--- begin Provided data ---

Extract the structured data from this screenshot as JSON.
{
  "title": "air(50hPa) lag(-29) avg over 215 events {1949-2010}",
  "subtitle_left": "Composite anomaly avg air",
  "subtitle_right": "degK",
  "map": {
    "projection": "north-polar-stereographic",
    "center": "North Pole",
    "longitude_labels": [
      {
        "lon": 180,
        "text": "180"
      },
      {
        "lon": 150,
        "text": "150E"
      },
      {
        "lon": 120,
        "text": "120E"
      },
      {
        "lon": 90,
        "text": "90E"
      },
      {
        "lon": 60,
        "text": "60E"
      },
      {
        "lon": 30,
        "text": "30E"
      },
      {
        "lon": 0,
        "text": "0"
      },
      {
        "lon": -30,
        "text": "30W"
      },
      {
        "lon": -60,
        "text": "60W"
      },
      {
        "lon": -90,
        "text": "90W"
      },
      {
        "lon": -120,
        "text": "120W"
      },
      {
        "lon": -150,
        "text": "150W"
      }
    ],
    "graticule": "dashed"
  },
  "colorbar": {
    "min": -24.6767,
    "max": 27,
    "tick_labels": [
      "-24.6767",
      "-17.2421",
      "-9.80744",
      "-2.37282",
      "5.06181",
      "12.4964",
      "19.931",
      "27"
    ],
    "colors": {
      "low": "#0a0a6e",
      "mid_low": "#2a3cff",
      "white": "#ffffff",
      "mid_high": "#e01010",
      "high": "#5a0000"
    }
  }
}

--- end Provided data ---
--- begin Provided data ---

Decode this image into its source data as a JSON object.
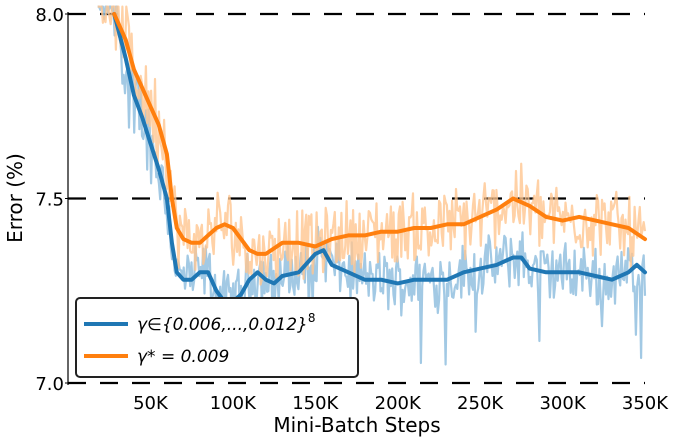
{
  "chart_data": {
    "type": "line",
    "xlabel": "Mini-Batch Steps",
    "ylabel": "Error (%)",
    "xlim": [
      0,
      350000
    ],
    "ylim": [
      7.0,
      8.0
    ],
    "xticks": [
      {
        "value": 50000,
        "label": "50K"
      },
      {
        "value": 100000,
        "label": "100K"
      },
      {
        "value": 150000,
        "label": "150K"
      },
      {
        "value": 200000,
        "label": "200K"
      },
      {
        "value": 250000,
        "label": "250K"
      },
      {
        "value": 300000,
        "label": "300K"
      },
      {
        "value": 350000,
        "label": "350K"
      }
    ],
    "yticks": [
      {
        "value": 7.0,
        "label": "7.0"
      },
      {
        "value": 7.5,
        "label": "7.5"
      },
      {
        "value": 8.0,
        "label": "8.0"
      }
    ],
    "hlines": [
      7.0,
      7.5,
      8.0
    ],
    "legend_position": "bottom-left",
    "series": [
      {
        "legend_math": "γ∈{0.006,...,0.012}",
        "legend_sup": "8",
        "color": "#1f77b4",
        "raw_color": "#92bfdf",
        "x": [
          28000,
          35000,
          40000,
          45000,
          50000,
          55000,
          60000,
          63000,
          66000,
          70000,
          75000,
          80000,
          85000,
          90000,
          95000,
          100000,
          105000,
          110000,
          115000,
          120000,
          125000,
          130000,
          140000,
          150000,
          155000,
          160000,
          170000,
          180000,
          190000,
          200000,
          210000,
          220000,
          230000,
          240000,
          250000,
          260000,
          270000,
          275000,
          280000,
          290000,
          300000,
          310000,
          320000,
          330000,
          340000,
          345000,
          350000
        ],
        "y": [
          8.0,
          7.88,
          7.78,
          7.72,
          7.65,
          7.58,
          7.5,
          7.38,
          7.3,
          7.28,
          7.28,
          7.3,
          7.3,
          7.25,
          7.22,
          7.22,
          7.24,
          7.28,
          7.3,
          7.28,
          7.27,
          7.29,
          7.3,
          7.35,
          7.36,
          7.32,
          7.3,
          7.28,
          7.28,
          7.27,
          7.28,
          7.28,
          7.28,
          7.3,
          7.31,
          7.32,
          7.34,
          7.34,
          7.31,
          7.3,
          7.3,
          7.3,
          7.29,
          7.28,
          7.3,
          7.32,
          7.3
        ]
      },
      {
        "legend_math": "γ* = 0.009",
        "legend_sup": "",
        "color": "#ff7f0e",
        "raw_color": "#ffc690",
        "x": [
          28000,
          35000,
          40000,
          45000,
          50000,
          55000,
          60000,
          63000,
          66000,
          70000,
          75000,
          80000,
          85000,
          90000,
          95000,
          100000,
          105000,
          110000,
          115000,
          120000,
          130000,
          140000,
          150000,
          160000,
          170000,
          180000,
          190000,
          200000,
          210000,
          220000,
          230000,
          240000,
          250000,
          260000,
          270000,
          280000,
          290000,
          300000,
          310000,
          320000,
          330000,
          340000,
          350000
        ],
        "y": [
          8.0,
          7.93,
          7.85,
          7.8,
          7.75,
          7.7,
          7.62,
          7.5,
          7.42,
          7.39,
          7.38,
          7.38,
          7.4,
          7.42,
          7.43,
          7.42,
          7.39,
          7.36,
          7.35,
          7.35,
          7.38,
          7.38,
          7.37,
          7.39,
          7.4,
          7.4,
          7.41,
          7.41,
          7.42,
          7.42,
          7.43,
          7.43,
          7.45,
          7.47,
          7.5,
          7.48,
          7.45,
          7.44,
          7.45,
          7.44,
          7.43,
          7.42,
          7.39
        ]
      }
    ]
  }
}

--- end Provided data ---

| Description of the task |
Answer only with how many lines in the records include "this".

| The solution |
2